Recorded data:
---*---

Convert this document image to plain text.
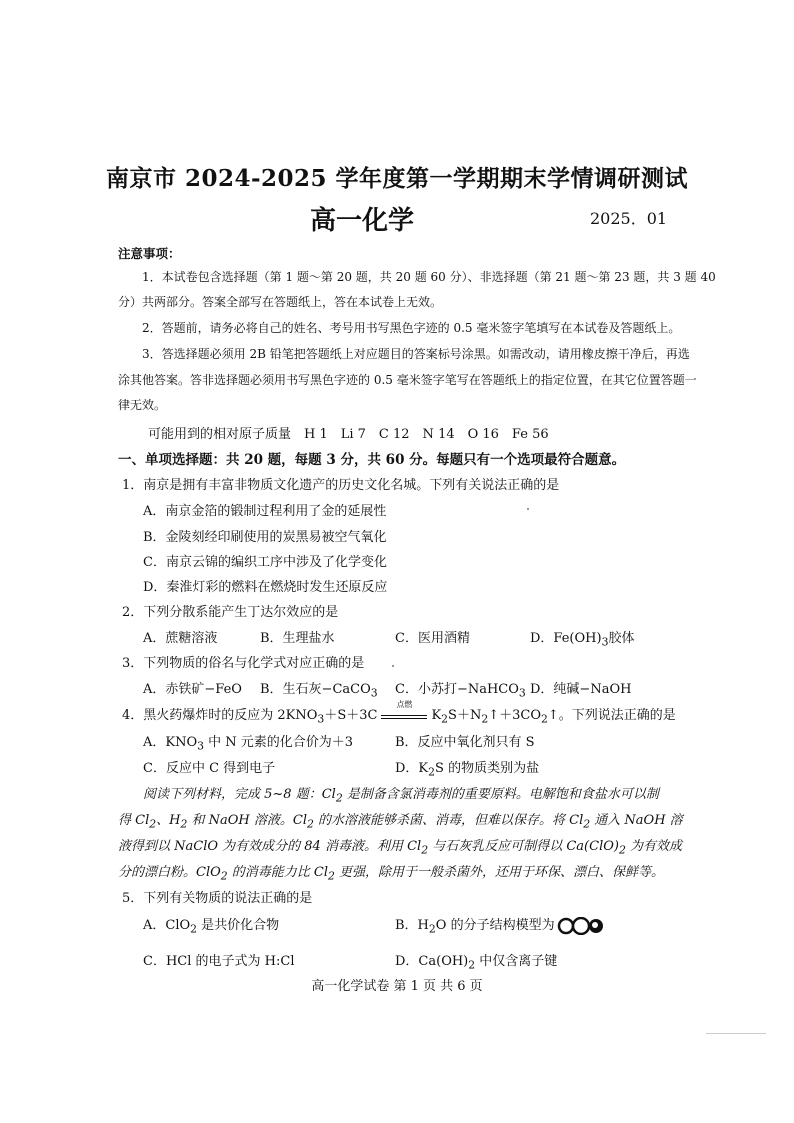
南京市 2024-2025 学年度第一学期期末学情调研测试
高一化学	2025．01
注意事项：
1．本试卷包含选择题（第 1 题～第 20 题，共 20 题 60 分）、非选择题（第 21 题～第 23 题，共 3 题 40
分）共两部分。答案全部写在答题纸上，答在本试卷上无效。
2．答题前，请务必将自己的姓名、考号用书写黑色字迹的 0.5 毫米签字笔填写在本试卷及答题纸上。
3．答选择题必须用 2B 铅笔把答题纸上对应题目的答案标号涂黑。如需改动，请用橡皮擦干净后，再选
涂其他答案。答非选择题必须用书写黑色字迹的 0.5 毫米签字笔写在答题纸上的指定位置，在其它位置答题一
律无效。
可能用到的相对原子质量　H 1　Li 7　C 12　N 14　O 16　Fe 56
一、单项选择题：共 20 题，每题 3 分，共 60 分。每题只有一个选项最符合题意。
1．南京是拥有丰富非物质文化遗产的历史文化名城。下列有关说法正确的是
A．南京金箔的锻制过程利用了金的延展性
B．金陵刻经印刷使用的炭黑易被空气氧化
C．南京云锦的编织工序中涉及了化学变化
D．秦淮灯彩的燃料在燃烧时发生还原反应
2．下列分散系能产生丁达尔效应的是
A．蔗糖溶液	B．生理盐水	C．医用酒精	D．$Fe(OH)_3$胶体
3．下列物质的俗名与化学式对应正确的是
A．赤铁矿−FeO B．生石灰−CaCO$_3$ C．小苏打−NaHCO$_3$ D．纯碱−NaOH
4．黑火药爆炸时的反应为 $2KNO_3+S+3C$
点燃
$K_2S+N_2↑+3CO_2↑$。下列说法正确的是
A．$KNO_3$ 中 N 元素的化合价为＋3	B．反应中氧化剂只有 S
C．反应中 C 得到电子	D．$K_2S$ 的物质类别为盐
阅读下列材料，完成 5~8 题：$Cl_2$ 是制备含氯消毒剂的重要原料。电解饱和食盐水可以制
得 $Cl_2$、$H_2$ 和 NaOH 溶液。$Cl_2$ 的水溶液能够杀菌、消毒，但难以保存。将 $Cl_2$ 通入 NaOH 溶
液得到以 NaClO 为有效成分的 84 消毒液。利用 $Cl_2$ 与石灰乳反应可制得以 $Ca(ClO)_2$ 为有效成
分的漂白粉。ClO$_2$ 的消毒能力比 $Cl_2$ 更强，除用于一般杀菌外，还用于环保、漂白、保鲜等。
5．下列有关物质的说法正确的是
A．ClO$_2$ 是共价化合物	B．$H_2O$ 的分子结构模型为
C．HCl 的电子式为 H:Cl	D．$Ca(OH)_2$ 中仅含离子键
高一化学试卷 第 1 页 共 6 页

---*---

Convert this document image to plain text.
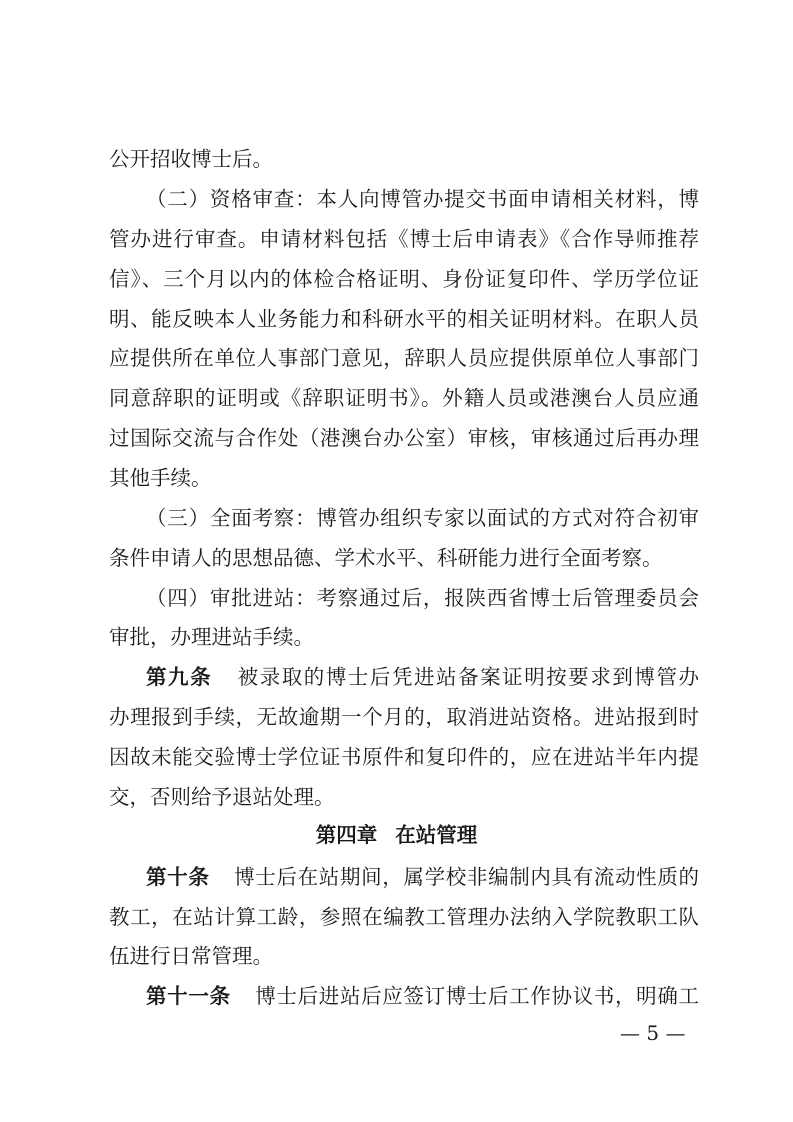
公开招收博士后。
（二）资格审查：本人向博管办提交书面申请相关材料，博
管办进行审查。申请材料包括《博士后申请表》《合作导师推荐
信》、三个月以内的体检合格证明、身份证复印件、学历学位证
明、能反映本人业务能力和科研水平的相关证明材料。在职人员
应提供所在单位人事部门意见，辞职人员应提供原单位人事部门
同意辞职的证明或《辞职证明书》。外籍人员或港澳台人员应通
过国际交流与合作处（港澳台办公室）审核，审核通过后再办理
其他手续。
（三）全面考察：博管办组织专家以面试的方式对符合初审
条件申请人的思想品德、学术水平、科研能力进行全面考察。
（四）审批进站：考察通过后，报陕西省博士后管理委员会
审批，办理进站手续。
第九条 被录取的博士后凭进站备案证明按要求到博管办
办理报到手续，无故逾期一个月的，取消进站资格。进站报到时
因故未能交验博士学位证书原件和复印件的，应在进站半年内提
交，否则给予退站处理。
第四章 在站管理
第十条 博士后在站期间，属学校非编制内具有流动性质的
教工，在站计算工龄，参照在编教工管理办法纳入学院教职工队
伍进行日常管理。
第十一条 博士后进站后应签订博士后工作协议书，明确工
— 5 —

---*---

What you should do:
Show all lines from the data above in which the word "NaOH" appears.

Full output:
A．赤铁矿−FeO B．生石灰−CaCO$_3$ C．小苏打−NaHCO$_3$ D．纯碱−NaOH
得 $Cl_2$、$H_2$ 和 NaOH 溶液。$Cl_2$ 的水溶液能够杀菌、消毒，但难以保存。将 $Cl_2$ 通入 NaOH 溶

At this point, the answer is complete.